§ PROBLEM DESCRIPTION
Gather every line from the entries below that includes "Prompt".

Collected data
------------------------------------------------------------
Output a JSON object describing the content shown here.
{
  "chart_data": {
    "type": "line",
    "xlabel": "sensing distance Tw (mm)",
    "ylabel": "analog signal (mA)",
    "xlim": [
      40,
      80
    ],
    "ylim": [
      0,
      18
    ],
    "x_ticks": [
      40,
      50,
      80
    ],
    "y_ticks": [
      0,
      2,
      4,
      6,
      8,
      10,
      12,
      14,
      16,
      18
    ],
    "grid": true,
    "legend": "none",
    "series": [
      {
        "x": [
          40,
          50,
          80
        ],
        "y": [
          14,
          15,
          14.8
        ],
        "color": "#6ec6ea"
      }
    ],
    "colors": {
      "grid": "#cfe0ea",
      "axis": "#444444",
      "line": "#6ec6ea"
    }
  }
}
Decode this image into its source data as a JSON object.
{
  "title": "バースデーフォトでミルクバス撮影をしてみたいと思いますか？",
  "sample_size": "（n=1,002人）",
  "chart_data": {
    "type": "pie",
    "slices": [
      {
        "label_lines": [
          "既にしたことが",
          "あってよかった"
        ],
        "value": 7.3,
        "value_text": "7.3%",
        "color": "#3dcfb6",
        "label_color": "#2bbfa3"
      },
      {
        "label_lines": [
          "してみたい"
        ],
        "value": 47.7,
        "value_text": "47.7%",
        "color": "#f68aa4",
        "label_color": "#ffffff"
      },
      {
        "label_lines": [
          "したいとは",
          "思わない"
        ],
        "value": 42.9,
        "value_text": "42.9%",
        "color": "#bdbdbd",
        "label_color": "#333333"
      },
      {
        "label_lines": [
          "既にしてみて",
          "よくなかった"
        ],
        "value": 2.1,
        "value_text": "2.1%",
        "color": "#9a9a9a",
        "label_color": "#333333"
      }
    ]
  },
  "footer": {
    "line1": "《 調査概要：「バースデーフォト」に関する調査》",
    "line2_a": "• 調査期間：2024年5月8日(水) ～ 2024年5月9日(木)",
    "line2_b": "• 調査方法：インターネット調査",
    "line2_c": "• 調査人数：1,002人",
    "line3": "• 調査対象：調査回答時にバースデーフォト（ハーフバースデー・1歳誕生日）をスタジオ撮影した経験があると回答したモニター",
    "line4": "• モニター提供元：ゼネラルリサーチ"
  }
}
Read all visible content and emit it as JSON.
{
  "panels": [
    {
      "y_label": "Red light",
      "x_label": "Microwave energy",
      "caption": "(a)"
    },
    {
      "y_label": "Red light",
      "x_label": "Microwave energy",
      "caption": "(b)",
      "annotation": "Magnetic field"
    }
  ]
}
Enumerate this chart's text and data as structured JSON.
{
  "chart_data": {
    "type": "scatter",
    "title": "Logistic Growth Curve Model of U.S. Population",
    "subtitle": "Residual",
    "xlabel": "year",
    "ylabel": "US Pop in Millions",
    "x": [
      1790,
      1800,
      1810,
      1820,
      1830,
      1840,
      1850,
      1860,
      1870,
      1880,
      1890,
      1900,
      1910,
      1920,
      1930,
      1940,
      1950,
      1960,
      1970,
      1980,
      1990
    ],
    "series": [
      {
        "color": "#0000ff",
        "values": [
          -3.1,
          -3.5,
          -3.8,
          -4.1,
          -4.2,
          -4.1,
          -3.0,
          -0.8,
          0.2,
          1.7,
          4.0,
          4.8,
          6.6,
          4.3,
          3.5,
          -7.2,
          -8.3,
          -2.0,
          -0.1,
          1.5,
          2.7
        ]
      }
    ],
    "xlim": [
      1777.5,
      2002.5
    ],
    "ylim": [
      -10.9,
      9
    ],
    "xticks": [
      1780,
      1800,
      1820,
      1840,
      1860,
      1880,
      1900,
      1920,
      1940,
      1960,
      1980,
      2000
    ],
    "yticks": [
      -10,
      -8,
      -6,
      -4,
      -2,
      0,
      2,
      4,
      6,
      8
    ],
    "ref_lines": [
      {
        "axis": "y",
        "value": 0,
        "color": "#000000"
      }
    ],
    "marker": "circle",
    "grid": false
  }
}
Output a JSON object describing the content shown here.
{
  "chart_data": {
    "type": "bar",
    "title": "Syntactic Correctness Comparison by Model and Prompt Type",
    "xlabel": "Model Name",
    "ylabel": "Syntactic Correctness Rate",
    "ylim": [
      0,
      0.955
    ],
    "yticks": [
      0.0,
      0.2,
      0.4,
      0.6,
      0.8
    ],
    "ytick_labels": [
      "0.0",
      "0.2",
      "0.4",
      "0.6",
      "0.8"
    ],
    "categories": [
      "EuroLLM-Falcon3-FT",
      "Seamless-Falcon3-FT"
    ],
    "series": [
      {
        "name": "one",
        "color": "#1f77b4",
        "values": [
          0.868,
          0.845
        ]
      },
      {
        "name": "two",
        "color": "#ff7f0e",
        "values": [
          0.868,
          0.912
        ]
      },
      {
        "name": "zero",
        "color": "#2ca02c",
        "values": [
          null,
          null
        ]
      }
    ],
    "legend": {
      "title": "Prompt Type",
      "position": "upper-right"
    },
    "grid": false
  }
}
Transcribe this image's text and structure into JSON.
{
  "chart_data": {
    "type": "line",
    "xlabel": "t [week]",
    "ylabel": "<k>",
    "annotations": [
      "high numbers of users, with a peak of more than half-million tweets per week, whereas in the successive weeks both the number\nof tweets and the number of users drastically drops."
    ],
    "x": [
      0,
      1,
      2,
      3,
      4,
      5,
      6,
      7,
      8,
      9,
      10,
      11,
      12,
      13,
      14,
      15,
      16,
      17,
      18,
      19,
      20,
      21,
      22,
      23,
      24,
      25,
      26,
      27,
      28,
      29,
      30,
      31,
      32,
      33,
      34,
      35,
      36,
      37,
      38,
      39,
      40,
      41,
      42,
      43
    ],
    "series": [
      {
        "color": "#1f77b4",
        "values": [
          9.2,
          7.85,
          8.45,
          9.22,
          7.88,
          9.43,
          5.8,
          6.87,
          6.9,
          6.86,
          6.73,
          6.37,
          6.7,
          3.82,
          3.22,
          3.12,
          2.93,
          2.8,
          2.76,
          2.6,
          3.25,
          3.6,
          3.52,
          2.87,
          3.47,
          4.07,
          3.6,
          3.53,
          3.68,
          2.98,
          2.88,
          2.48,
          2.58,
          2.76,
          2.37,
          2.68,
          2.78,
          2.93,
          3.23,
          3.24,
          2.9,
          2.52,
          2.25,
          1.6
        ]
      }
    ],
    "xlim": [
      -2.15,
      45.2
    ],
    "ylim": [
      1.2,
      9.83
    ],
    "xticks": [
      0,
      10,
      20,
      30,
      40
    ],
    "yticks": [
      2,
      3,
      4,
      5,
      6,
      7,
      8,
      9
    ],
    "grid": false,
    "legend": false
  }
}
------------------------------------------------------------
§ FINISHED EXERCISE
    "title": "Syntactic Correctness Comparison by Model and Prompt Type",
      "title": "Prompt Type",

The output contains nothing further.